Your task: Return each line of the records holding the string "WEDNESDAY".

Data records:
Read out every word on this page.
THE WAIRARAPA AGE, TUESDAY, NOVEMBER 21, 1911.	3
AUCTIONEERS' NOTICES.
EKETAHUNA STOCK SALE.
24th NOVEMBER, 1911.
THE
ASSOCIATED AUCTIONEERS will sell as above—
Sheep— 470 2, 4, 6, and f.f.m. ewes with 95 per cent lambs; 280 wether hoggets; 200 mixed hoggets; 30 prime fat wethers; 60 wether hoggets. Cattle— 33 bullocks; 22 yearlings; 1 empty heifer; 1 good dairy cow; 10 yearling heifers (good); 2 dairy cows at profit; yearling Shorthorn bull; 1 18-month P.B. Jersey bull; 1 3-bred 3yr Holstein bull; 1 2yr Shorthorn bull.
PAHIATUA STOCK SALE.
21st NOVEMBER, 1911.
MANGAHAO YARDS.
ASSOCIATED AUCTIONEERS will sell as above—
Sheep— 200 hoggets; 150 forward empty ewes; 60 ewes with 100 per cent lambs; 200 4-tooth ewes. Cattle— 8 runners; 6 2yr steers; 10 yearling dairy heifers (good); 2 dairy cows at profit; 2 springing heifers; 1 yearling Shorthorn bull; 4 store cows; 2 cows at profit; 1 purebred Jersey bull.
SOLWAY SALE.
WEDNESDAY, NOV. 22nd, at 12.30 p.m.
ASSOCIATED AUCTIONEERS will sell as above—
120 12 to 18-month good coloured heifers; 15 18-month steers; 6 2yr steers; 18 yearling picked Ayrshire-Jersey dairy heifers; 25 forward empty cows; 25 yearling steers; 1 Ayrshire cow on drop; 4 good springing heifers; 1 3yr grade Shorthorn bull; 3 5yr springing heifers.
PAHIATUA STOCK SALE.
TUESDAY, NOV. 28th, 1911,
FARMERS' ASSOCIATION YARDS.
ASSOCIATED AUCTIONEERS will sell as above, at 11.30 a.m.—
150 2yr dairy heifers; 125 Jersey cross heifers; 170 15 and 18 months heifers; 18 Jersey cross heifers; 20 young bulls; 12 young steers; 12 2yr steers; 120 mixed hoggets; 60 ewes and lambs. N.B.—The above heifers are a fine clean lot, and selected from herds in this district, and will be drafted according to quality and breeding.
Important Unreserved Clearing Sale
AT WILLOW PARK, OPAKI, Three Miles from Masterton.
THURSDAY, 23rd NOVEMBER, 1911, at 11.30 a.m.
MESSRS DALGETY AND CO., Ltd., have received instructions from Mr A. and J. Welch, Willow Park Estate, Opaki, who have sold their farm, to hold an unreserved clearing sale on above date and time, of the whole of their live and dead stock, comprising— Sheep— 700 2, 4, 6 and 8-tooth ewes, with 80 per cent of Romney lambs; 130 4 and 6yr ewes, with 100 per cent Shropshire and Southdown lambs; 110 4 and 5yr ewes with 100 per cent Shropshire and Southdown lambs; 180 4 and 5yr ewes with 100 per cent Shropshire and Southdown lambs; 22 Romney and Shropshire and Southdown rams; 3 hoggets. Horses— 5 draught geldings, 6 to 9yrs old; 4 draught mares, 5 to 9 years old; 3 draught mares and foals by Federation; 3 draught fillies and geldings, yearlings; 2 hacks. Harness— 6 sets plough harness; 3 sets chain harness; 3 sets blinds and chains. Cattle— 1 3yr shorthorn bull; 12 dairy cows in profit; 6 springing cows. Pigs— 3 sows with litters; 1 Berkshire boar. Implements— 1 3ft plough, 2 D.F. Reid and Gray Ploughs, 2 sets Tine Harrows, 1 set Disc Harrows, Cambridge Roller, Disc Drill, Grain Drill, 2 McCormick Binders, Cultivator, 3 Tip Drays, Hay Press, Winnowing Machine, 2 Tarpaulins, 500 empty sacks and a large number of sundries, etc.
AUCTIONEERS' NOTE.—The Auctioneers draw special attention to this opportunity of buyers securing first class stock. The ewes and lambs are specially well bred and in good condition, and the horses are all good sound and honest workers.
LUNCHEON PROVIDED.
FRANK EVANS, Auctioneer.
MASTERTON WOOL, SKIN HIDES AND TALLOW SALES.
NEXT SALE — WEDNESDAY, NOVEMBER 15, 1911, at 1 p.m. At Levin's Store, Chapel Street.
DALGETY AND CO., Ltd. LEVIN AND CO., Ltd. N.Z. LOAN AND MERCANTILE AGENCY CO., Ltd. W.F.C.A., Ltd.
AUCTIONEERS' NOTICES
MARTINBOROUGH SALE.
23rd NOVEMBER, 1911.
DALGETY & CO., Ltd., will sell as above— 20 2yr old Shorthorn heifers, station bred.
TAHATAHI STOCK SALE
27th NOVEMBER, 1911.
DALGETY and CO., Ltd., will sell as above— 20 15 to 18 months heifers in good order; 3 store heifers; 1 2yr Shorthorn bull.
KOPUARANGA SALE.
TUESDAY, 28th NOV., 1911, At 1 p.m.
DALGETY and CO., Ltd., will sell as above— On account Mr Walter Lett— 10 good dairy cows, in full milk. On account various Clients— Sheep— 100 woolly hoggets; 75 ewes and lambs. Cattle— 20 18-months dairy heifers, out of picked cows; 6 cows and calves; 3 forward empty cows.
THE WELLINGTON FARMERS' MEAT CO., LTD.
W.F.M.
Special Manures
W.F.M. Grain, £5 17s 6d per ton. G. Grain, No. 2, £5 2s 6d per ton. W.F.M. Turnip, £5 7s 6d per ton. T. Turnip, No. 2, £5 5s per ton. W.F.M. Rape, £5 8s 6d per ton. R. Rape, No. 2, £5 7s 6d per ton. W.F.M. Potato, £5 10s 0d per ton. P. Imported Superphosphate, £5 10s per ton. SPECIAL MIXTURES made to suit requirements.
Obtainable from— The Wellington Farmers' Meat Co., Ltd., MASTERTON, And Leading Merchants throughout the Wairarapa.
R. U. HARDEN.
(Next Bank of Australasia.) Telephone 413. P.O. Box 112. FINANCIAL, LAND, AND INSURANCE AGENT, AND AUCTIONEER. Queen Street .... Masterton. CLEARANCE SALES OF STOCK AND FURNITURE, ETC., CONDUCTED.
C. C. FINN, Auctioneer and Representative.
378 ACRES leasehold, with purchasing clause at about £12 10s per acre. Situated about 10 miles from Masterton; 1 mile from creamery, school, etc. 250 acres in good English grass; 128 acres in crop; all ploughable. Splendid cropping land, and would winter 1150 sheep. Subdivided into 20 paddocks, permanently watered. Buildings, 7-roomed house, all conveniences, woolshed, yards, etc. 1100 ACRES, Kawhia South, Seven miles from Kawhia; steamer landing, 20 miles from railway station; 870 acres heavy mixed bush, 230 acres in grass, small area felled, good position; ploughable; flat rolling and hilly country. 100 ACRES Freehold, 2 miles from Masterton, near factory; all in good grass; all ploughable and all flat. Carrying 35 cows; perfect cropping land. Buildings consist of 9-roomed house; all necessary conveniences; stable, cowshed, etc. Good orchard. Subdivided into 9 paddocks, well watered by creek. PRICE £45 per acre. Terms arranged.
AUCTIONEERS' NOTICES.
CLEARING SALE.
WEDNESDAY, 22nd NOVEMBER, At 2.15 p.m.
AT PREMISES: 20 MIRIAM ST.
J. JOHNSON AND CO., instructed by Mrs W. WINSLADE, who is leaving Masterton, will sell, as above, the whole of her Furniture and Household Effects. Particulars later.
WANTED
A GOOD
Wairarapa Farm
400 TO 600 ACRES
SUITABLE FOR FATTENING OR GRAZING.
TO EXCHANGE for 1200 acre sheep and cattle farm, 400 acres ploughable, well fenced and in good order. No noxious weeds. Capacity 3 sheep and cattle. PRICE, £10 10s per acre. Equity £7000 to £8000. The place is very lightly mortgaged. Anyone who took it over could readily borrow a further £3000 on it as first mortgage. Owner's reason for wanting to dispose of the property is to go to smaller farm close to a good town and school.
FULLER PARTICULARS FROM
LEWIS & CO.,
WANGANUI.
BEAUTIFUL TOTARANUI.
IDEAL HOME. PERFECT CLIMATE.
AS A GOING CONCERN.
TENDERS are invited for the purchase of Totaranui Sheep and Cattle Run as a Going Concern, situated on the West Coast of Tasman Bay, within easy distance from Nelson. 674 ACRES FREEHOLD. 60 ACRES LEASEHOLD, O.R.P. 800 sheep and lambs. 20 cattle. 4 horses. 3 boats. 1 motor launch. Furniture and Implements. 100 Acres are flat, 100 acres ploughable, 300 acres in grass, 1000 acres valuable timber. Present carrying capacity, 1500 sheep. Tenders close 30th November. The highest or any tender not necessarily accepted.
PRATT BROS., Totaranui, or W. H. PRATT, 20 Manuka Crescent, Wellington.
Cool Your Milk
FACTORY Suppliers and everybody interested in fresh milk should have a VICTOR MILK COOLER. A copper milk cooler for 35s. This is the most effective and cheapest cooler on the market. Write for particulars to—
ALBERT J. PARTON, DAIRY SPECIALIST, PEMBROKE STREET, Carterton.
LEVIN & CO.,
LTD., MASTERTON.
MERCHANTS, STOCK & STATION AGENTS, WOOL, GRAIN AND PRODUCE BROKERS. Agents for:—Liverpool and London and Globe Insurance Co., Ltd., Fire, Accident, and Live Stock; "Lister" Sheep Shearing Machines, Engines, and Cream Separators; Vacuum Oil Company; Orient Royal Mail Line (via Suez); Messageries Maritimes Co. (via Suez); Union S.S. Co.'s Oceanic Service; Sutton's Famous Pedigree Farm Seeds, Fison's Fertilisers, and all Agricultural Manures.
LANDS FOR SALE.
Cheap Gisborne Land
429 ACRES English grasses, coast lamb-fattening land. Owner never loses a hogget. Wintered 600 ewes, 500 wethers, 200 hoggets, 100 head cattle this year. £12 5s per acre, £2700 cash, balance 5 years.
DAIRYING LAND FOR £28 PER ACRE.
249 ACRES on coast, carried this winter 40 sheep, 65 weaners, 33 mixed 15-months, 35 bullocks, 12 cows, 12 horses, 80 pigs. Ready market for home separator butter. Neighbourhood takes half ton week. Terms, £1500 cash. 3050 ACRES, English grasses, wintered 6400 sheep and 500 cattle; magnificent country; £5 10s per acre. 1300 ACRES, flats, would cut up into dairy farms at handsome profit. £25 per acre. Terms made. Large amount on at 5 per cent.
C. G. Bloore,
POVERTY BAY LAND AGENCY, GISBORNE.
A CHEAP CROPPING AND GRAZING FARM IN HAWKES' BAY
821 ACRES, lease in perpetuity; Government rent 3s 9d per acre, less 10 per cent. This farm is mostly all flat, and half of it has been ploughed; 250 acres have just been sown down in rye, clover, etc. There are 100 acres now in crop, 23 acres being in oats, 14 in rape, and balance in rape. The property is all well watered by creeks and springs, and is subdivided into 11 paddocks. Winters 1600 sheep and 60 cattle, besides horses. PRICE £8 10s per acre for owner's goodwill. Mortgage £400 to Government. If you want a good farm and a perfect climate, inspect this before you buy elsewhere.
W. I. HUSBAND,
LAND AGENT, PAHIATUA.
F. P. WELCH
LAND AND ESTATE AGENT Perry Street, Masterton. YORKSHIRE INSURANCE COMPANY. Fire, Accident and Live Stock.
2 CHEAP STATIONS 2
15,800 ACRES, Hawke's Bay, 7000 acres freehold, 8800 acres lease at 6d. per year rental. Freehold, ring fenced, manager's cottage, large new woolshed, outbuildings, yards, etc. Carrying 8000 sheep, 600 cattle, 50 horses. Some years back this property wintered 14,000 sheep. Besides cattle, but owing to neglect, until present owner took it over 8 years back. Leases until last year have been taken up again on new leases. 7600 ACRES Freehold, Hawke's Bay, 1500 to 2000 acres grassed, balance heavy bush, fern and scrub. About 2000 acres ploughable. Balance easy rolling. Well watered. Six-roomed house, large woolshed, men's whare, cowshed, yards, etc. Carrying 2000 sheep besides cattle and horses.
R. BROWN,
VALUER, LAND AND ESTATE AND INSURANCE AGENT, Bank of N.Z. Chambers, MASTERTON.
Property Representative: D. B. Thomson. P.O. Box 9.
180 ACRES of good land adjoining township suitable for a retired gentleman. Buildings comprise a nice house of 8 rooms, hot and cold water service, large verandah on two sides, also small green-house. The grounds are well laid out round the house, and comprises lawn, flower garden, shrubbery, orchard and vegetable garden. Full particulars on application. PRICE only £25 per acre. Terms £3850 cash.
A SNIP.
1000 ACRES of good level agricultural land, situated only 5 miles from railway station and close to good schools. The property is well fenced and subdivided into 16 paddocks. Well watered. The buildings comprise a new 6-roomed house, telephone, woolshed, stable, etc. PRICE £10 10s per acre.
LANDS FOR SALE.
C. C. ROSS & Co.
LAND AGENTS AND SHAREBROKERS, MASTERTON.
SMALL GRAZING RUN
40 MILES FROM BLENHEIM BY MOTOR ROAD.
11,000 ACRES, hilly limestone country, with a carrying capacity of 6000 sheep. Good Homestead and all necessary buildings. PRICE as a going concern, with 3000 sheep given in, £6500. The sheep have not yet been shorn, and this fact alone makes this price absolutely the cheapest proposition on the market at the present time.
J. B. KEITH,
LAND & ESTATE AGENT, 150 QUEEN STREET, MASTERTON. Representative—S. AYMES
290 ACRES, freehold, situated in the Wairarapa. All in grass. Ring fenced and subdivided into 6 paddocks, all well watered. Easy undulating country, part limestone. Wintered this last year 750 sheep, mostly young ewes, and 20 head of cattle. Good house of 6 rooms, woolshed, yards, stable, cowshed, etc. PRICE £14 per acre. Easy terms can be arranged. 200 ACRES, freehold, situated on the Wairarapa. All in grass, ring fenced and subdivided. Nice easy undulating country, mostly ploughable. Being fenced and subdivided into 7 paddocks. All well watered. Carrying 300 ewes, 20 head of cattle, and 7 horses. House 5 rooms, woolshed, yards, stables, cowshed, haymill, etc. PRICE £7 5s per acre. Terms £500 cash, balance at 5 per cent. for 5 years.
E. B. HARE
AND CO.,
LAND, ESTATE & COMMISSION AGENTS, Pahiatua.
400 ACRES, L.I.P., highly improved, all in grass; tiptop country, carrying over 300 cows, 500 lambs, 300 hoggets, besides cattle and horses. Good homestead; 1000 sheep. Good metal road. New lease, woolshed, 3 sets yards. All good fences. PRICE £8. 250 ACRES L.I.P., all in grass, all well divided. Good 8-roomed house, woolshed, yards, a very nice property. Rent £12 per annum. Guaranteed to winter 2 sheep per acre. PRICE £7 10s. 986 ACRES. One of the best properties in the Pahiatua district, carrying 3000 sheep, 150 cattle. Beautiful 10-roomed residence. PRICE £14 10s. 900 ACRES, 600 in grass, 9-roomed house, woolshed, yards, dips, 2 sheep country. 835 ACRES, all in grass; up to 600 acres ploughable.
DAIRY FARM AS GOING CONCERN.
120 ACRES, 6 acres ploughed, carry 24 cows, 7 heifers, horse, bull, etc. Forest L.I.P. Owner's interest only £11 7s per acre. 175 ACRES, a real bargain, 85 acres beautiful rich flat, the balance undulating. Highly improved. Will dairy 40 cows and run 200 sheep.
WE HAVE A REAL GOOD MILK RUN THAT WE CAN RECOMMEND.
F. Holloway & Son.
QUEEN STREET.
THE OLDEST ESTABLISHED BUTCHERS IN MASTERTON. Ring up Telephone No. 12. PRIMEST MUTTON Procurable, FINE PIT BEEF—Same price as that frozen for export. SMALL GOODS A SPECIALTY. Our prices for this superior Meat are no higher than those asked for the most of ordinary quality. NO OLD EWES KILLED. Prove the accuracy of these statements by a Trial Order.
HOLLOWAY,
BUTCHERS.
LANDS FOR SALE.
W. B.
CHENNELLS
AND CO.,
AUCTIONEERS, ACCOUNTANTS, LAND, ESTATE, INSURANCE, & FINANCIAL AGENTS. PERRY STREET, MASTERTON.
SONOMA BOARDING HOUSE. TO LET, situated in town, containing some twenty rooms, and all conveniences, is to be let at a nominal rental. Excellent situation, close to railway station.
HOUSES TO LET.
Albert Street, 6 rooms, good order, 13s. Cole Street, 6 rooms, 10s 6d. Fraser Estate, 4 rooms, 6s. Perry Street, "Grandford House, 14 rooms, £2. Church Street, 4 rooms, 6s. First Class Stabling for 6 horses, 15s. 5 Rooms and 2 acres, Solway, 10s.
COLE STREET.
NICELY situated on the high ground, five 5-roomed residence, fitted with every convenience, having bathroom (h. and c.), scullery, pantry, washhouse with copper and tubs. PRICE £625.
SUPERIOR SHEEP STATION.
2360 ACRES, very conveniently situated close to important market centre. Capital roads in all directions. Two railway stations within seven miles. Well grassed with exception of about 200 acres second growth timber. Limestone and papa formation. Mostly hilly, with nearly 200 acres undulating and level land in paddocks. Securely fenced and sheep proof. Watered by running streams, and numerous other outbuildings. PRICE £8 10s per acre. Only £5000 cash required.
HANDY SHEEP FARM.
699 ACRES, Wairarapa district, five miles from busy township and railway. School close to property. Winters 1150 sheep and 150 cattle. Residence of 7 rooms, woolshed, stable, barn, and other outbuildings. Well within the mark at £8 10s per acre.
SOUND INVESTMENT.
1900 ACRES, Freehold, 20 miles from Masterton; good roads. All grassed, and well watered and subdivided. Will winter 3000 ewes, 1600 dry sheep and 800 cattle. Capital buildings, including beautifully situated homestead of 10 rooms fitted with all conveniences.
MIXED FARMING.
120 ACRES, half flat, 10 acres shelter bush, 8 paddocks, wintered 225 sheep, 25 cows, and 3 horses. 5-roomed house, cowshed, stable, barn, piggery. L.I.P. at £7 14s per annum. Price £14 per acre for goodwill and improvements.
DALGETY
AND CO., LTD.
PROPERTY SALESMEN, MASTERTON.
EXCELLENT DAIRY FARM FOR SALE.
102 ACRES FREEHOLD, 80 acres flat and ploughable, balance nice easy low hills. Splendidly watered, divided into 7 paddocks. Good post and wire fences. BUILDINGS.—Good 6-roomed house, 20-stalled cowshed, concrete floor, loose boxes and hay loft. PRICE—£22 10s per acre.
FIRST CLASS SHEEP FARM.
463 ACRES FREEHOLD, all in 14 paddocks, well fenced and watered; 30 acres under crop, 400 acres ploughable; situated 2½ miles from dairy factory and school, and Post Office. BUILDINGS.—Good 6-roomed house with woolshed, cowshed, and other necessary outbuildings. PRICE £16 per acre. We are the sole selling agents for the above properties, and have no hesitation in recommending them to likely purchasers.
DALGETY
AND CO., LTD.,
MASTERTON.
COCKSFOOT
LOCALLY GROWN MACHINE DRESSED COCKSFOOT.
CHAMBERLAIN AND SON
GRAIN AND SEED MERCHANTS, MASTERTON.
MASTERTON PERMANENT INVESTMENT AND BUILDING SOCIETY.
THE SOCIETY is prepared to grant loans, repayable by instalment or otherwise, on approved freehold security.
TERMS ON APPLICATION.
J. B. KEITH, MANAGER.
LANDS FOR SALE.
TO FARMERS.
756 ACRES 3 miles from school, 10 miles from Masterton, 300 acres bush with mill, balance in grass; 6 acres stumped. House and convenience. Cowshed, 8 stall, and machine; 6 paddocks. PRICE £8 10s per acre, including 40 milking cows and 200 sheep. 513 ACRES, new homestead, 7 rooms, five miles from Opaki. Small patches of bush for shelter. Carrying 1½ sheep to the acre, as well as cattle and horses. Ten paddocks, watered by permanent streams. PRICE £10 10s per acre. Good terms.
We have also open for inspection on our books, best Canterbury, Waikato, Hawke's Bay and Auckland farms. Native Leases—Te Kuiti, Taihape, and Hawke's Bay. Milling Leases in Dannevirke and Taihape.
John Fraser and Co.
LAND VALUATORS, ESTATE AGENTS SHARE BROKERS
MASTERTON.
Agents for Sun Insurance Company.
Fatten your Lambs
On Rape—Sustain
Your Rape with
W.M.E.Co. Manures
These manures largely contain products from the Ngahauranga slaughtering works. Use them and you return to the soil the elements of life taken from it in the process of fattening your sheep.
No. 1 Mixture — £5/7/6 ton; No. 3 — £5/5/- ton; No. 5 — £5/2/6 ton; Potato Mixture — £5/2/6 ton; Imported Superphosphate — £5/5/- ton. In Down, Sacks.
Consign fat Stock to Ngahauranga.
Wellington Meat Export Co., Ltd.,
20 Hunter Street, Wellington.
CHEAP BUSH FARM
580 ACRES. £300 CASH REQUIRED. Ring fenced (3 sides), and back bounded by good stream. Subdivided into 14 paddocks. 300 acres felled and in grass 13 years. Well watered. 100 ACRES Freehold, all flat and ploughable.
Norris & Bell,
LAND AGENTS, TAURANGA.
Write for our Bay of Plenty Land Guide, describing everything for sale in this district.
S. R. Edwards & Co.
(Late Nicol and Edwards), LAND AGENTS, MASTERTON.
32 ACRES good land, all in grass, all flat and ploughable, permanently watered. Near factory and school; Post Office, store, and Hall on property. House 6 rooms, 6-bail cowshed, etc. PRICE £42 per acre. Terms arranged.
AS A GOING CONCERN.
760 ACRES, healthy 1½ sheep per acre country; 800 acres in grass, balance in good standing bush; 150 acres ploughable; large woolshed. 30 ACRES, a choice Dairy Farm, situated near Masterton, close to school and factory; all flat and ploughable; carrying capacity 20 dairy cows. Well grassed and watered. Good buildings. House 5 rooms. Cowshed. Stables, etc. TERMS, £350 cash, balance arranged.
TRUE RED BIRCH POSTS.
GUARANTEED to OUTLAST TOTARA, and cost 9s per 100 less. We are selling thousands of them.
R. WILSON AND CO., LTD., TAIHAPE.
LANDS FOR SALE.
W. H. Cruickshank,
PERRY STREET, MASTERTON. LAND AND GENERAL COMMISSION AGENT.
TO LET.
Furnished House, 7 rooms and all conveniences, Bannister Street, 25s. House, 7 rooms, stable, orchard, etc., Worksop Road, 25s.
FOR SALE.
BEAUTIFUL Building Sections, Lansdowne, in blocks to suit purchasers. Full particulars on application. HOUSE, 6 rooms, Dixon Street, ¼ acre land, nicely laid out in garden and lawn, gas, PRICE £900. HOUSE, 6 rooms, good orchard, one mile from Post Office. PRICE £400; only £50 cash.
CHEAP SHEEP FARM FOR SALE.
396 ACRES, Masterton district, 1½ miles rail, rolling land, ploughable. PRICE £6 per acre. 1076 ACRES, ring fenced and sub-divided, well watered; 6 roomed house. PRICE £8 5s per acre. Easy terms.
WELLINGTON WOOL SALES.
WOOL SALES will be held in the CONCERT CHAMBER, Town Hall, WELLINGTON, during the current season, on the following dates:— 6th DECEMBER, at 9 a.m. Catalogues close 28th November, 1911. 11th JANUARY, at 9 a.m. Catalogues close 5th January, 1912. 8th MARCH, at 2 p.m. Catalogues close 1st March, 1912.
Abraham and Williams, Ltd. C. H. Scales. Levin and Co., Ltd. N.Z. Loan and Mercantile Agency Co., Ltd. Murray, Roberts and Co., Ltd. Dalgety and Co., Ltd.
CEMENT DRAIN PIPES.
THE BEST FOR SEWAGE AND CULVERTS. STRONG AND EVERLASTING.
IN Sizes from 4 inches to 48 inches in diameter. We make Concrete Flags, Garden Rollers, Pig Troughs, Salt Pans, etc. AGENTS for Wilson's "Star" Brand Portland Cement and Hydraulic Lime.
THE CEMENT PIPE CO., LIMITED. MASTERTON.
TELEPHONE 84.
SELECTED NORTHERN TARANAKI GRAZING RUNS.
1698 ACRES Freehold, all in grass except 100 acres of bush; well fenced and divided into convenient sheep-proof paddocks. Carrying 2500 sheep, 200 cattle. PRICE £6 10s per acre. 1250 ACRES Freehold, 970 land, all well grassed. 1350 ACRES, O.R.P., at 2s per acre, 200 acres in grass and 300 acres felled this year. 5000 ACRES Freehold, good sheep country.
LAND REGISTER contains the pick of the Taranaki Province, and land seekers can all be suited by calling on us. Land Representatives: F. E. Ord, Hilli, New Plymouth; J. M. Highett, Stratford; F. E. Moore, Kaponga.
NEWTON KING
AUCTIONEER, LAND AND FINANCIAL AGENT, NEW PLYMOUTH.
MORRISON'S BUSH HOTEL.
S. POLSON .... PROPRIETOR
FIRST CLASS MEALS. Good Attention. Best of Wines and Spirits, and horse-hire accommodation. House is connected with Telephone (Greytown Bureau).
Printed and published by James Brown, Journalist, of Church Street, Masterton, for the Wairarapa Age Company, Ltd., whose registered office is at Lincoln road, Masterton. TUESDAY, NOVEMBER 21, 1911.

Task result:
WEDNESDAY, NOV. 22nd, at 12.30 p.m.
NEXT SALE — WEDNESDAY, NOVEMBER 15, 1911, at 1 p.m. At Levin's Store, Chapel Street.
WEDNESDAY, 22nd NOVEMBER, At 2.15 p.m.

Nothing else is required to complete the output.